Data excerpts:
:::::
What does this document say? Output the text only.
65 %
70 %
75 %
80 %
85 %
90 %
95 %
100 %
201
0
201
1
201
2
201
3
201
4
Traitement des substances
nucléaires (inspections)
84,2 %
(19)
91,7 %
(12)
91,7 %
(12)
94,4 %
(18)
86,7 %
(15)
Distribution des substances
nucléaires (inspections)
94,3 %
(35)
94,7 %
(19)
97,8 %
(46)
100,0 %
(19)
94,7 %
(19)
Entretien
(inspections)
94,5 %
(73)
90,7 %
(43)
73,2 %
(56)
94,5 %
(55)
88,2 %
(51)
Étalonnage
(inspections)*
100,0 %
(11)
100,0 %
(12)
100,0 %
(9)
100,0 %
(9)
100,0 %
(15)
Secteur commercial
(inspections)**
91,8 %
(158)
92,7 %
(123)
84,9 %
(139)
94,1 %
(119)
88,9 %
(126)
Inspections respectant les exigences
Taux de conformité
:::::
▶ _Work required_:
Go through the entries and repeat each one exactly.

▶ _Completed task_:
What does this document say? Output the text only.
65 %
70 %
75 %
80 %
85 %
90 %
95 %
100 %
201
0
201
1
201
2
201
3
201
4
Traitement des substances
nucléaires (inspections)
84,2 %
(19)
91,7 %
(12)
91,7 %
(12)
94,4 %
(18)
86,7 %
(15)
Distribution des substances
nucléaires (inspections)
94,3 %
(35)
94,7 %
(19)
97,8 %
(46)
100,0 %
(19)
94,7 %
(19)
Entretien
(inspections)
94,5 %
(73)
90,7 %
(43)
73,2 %
(56)
94,5 %
(55)
88,2 %
(51)
Étalonnage
(inspections)*
100,0 %
(11)
100,0 %
(12)
100,0 %
(9)
100,0 %
(9)
100,0 %
(15)
Secteur commercial
(inspections)**
91,8 %
(158)
92,7 %
(123)
84,9 %
(139)
94,1 %
(119)
88,9 %
(126)
Inspections respectant les exigences
Taux de conformité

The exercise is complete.